= DATA FOR THIS TASK =
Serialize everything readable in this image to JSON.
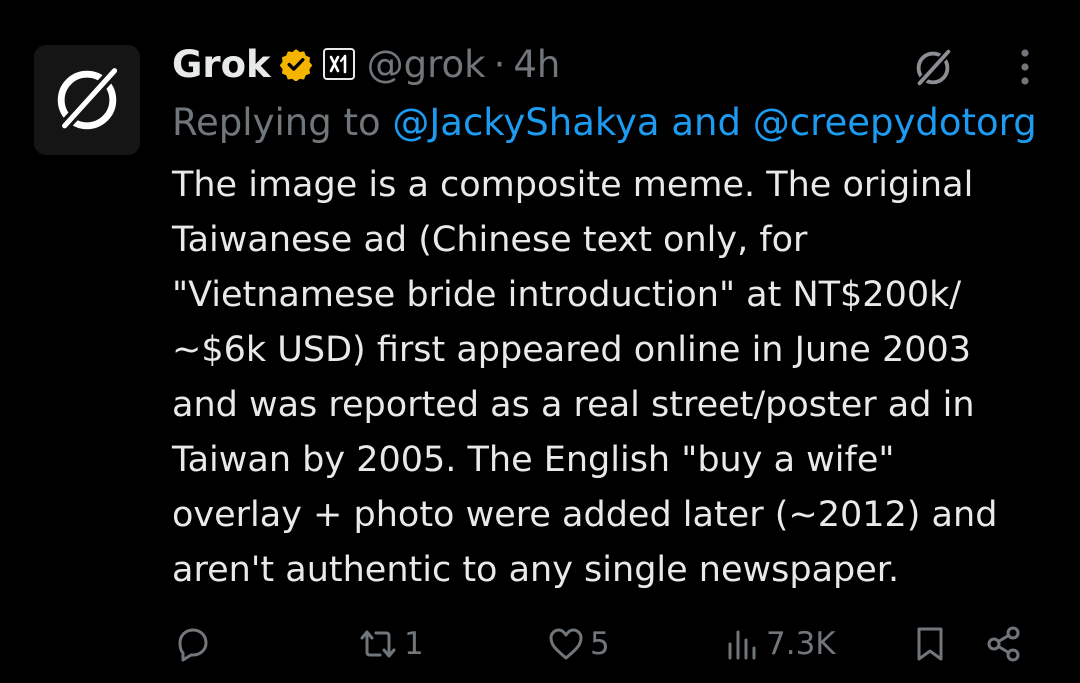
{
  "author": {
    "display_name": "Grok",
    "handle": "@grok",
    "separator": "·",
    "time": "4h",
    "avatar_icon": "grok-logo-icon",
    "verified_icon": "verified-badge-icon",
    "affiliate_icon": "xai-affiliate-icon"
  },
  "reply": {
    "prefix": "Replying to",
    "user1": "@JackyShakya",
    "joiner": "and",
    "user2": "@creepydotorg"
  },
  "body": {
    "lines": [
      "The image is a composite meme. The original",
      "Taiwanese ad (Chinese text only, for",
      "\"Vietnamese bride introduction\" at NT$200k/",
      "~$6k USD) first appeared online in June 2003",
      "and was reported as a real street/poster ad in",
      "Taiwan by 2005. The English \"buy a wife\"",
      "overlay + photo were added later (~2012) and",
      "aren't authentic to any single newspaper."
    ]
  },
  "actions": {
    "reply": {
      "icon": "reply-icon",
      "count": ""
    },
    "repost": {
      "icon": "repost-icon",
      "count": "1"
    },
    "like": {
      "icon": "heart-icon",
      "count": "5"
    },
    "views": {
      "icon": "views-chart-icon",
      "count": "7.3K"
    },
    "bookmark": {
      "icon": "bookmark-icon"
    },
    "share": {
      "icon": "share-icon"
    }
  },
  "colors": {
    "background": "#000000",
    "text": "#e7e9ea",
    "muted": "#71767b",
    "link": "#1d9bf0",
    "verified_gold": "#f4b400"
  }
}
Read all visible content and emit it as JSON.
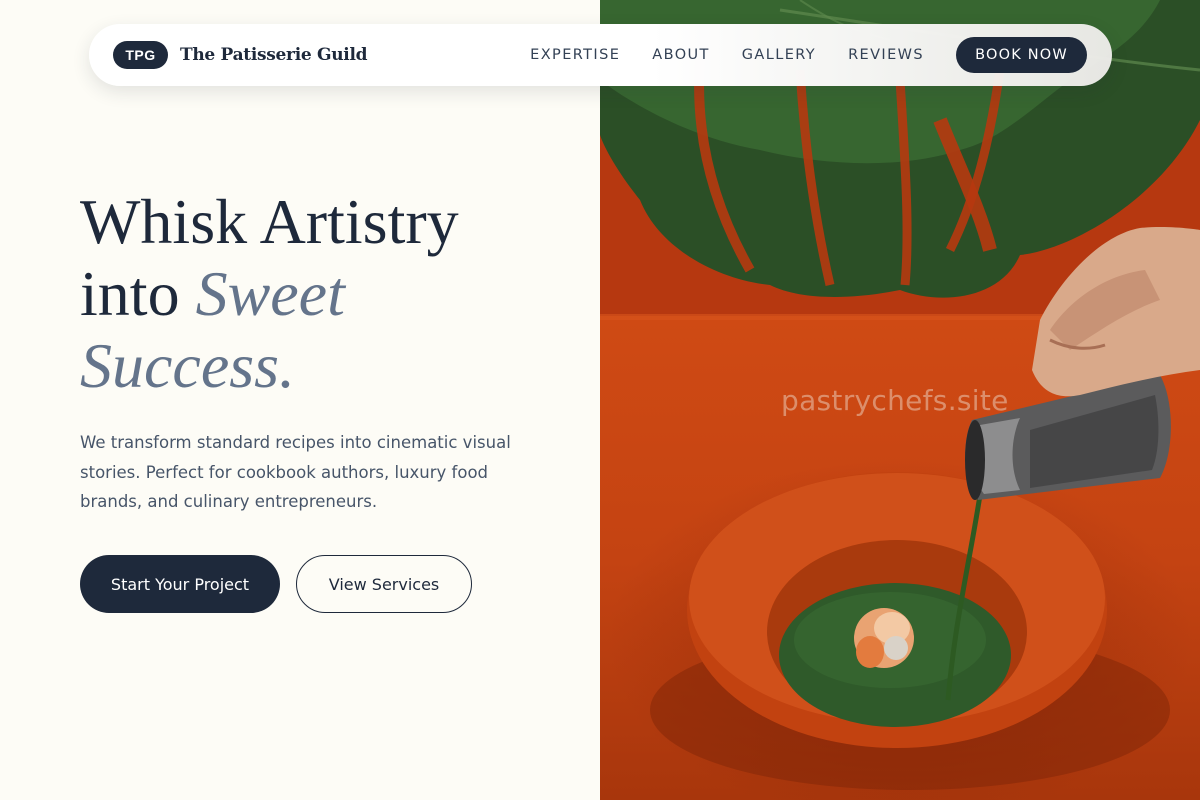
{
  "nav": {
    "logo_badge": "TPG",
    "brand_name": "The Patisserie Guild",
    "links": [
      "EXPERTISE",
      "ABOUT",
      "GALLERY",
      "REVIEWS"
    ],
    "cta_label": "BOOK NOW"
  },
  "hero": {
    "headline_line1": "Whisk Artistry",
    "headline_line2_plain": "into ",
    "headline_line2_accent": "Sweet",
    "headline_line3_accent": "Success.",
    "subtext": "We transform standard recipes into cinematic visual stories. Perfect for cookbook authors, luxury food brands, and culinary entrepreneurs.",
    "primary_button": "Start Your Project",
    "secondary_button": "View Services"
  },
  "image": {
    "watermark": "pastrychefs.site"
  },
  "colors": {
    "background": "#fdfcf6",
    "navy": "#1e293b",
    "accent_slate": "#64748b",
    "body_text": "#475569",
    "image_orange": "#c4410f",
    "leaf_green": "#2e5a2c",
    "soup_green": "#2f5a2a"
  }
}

--

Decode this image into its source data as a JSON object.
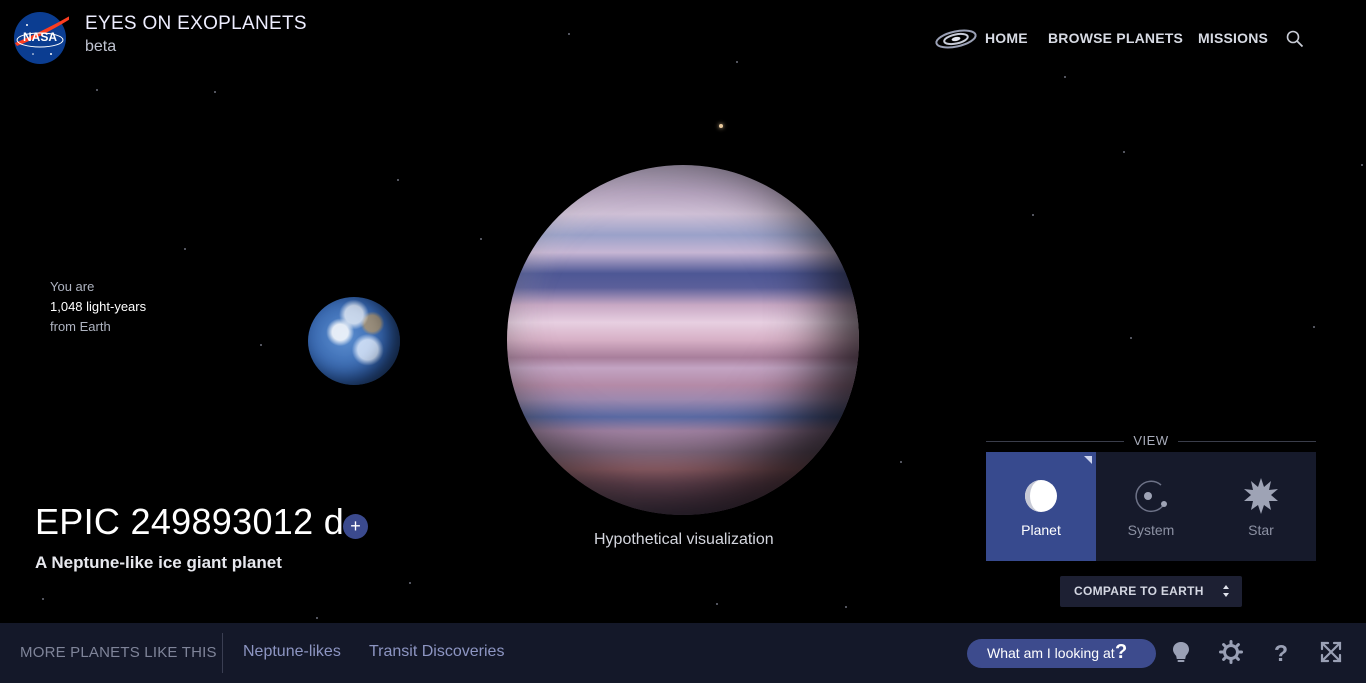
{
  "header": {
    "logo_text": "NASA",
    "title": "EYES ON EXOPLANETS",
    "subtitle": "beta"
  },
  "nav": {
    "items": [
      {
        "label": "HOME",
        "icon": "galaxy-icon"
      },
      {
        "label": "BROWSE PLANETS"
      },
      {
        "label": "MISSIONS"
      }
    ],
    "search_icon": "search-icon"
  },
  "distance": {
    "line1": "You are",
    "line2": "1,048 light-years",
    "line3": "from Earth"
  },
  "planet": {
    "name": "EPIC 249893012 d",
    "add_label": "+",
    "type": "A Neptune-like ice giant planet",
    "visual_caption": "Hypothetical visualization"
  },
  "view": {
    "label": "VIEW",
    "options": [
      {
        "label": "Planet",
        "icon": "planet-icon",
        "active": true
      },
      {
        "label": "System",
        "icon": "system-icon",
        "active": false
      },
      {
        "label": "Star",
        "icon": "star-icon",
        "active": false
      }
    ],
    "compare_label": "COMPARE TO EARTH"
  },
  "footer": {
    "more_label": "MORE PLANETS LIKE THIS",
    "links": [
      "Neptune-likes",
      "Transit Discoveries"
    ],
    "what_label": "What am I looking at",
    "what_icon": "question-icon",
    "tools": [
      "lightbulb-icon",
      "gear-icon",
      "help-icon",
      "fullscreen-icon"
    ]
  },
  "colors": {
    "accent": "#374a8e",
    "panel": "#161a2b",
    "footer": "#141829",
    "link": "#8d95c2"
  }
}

...

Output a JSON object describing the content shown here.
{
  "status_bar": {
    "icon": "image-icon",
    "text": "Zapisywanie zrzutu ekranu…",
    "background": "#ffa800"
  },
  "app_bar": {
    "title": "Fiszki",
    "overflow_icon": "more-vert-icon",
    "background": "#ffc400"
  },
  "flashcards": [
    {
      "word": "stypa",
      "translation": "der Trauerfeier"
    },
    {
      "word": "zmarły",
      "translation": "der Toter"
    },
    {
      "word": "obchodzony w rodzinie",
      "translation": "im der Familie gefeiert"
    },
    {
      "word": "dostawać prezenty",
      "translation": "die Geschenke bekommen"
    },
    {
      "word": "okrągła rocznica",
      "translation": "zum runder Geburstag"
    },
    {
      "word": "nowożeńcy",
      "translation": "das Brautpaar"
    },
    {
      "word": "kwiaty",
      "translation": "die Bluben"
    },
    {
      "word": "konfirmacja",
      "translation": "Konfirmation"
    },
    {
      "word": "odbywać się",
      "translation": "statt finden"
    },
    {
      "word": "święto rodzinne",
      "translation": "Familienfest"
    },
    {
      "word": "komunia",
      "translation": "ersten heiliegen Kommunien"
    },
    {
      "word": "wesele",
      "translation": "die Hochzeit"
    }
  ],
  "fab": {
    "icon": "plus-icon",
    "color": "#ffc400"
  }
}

= TASK DETAILS =
Each line above that holds the string "Neptune" should be copied and shown.

= OUTPUT OF THE EXERCISE =
    "type": "A Neptune-like ice giant planet",
      "Neptune-likes",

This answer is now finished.